EXERCISE INPUTS:

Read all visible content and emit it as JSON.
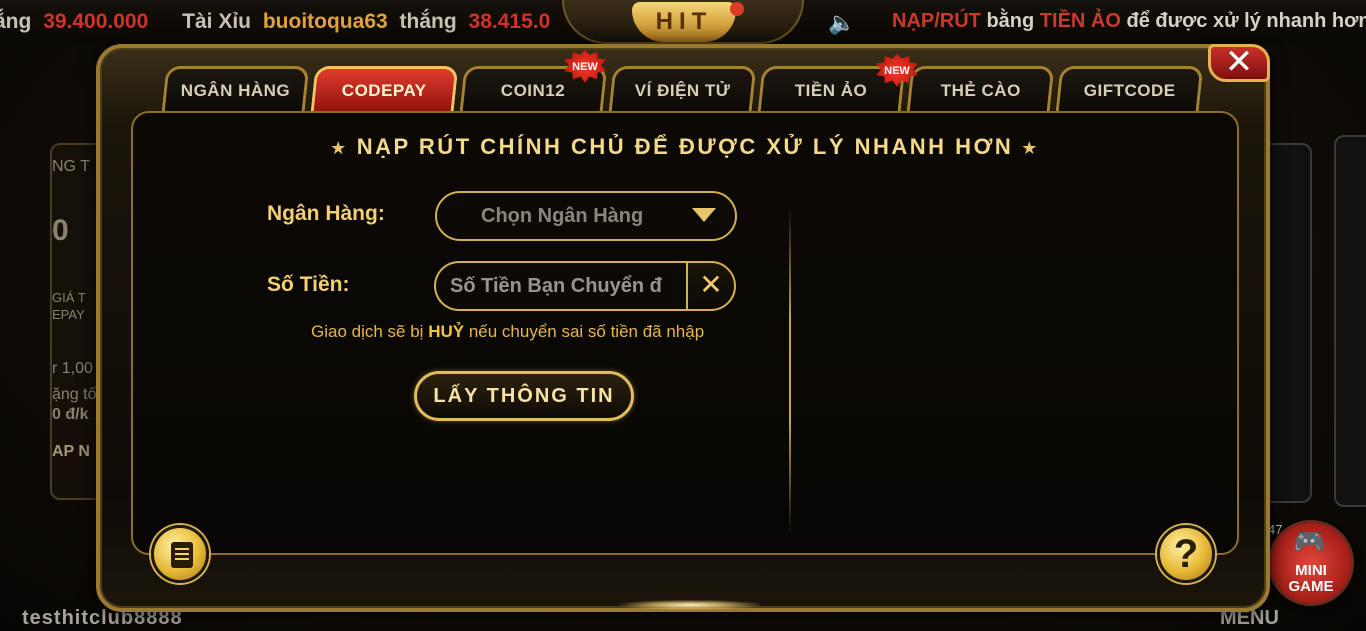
{
  "ticker": {
    "prefix": "ắng",
    "amount1": "39.400.000",
    "game": "Tài Xỉu",
    "user": "buoitoqua63",
    "win_word": "thắng",
    "amount2": "38.415.0"
  },
  "logo_text": "HIT",
  "promo": {
    "part1": "NẠP/RÚT",
    "part2": "bằng",
    "part3": "TIỀN ẢO",
    "part4": "để được xử lý nhanh hơn"
  },
  "background": {
    "left_lines": [
      "NG T",
      "0",
      "GIÁ T",
      "EPAY",
      "r 1,00",
      "ặng tố",
      "0 đ/k",
      "AP N"
    ],
    "username": "testhitclub8888",
    "menu_label": "MENU",
    "mini_game_line1": "MINI",
    "mini_game_line2": "GAME",
    "mini_game_badge": "47"
  },
  "modal": {
    "close_label": "✕",
    "tabs": [
      {
        "label": "NGÂN HÀNG",
        "active": false,
        "new": false
      },
      {
        "label": "CODEPAY",
        "active": true,
        "new": false
      },
      {
        "label": "COIN12",
        "active": false,
        "new": true
      },
      {
        "label": "VÍ ĐIỆN TỬ",
        "active": false,
        "new": false
      },
      {
        "label": "TIỀN ẢO",
        "active": false,
        "new": true
      },
      {
        "label": "THẺ CÀO",
        "active": false,
        "new": false
      },
      {
        "label": "GIFTCODE",
        "active": false,
        "new": false
      }
    ],
    "new_badge": "NEW",
    "title": "NẠP RÚT CHÍNH CHỦ ĐỂ ĐƯỢC XỬ LÝ NHANH HƠN",
    "bank_label": "Ngân Hàng:",
    "bank_select_value": "Chọn Ngân Hàng",
    "amount_label": "Số Tiền:",
    "amount_placeholder": "Số Tiền Bạn Chuyển đ",
    "clear_label": "✕",
    "warning_before": "Giao dịch sẽ bị",
    "warning_strong": "HUỶ",
    "warning_after": "nếu chuyển sai số tiền đã nhập",
    "fetch_button": "LẤY THÔNG TIN",
    "help_label": "?"
  },
  "colors": {
    "accent_gold": "#d4af50",
    "active_tab_red": "#c8261b",
    "title_gold": "#f5d98a"
  }
}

EXERCISE AIM: Take the records above and transcribe them exactly, dropping every picture.

ANSWER TO THIS EXERCISE:
Read all visible content and emit it as JSON.
{
  "ticker": {
    "prefix": "ắng",
    "amount1": "39.400.000",
    "game": "Tài Xỉu",
    "user": "buoitoqua63",
    "win_word": "thắng",
    "amount2": "38.415.0"
  },
  "logo_text": "HIT",
  "promo": {
    "part1": "NẠP/RÚT",
    "part2": "bằng",
    "part3": "TIỀN ẢO",
    "part4": "để được xử lý nhanh hơn"
  },
  "background": {
    "left_lines": [
      "NG T",
      "0",
      "GIÁ T",
      "EPAY",
      "r 1,00",
      "ặng tố",
      "0 đ/k",
      "AP N"
    ],
    "username": "testhitclub8888",
    "menu_label": "MENU",
    "mini_game_line1": "MINI",
    "mini_game_line2": "GAME",
    "mini_game_badge": "47"
  },
  "modal": {
    "close_label": "✕",
    "tabs": [
      {
        "label": "NGÂN HÀNG",
        "active": false,
        "new": false
      },
      {
        "label": "CODEPAY",
        "active": true,
        "new": false
      },
      {
        "label": "COIN12",
        "active": false,
        "new": true
      },
      {
        "label": "VÍ ĐIỆN TỬ",
        "active": false,
        "new": false
      },
      {
        "label": "TIỀN ẢO",
        "active": false,
        "new": true
      },
      {
        "label": "THẺ CÀO",
        "active": false,
        "new": false
      },
      {
        "label": "GIFTCODE",
        "active": false,
        "new": false
      }
    ],
    "new_badge": "NEW",
    "title": "NẠP RÚT CHÍNH CHỦ ĐỂ ĐƯỢC XỬ LÝ NHANH HƠN",
    "bank_label": "Ngân Hàng:",
    "bank_select_value": "Chọn Ngân Hàng",
    "amount_label": "Số Tiền:",
    "amount_placeholder": "Số Tiền Bạn Chuyển đ",
    "clear_label": "✕",
    "warning_before": "Giao dịch sẽ bị",
    "warning_strong": "HUỶ",
    "warning_after": "nếu chuyển sai số tiền đã nhập",
    "fetch_button": "LẤY THÔNG TIN",
    "help_label": "?"
  },
  "colors": {
    "accent_gold": "#d4af50",
    "active_tab_red": "#c8261b",
    "title_gold": "#f5d98a"
  }
}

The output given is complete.